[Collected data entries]
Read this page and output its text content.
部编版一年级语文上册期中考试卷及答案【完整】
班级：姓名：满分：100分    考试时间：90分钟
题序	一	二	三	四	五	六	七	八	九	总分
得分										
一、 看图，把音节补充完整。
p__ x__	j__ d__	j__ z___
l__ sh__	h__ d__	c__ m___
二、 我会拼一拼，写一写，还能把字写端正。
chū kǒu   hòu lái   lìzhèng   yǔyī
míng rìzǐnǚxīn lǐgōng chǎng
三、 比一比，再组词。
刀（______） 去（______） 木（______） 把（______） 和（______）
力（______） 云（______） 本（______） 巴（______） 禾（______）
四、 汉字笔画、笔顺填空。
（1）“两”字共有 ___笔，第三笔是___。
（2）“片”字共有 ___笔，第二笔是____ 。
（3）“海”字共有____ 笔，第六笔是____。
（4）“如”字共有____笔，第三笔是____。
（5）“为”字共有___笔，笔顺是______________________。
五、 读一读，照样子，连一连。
...
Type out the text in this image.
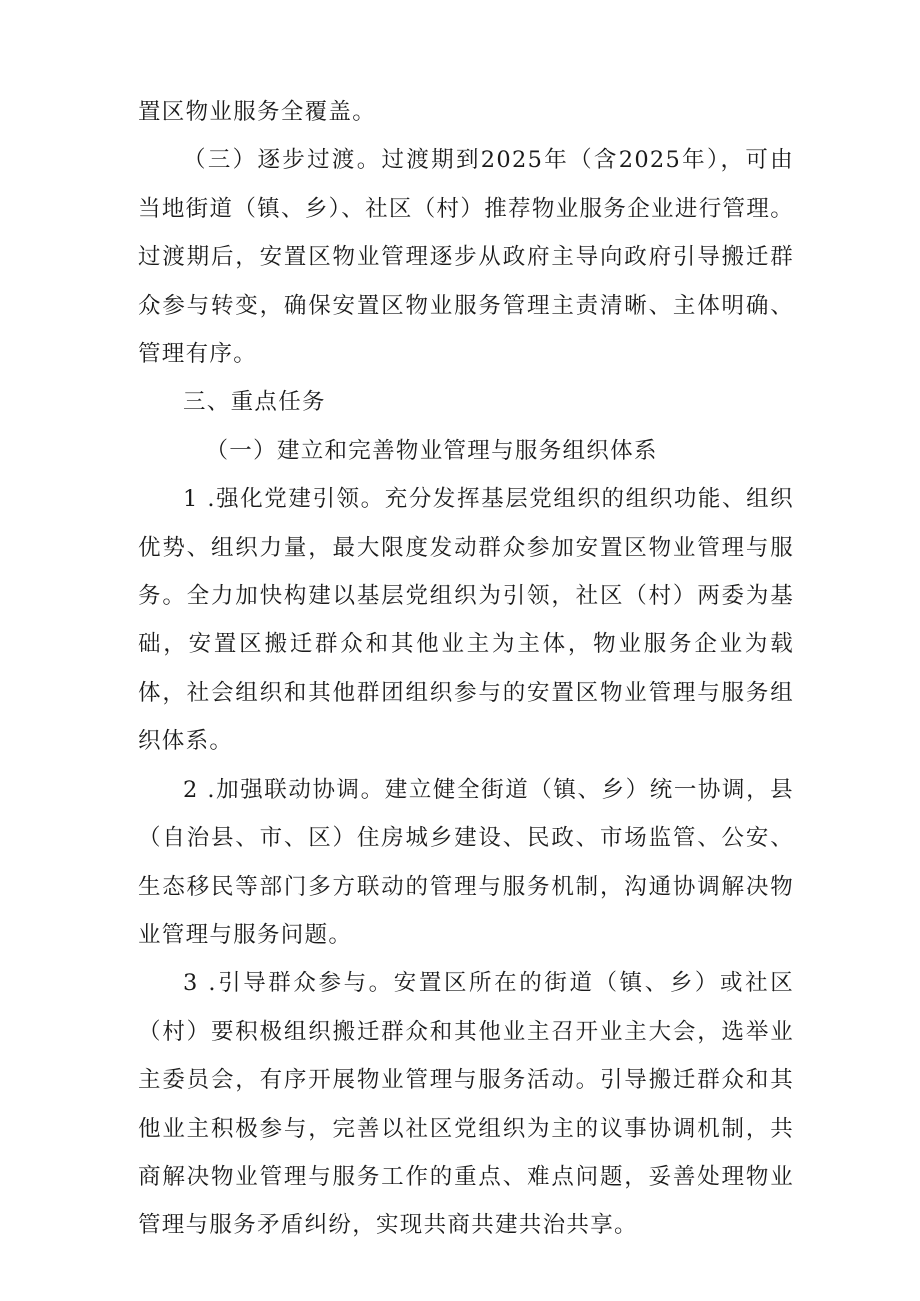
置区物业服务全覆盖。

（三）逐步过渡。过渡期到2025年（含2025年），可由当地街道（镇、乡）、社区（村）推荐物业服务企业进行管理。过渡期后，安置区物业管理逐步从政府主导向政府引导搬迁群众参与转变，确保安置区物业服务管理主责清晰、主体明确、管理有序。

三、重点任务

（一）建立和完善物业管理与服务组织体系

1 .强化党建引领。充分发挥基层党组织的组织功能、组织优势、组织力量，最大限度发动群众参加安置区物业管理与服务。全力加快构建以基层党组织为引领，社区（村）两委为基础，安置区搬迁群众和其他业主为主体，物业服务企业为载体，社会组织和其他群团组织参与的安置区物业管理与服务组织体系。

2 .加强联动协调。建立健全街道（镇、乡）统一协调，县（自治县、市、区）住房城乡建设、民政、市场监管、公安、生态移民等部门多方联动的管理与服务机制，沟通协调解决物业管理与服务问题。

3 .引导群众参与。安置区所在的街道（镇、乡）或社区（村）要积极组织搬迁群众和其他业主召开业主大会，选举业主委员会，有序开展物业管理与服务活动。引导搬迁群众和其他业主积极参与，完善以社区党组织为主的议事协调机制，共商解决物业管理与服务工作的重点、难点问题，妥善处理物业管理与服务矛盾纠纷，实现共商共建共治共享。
...
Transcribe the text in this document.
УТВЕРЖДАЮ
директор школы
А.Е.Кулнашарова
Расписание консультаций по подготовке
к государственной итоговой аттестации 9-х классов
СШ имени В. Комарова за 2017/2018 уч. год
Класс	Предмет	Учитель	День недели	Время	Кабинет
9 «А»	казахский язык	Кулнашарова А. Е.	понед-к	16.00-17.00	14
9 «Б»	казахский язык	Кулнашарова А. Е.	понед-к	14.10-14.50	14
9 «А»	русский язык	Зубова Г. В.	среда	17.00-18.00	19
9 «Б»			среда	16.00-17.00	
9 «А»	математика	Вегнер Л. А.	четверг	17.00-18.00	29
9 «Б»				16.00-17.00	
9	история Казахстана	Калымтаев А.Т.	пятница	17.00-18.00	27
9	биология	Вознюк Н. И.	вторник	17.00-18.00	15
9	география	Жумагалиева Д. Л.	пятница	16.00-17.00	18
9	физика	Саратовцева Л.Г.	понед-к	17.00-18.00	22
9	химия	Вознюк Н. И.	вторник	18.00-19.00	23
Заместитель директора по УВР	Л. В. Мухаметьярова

**STATED EXERCISE:**
Pick out the lines containing the string "this" and show them.

**RESULT OF THE EXERCISE:**
Read this page and output its text content.
Type out the text in this image.
Transcribe the text in this document.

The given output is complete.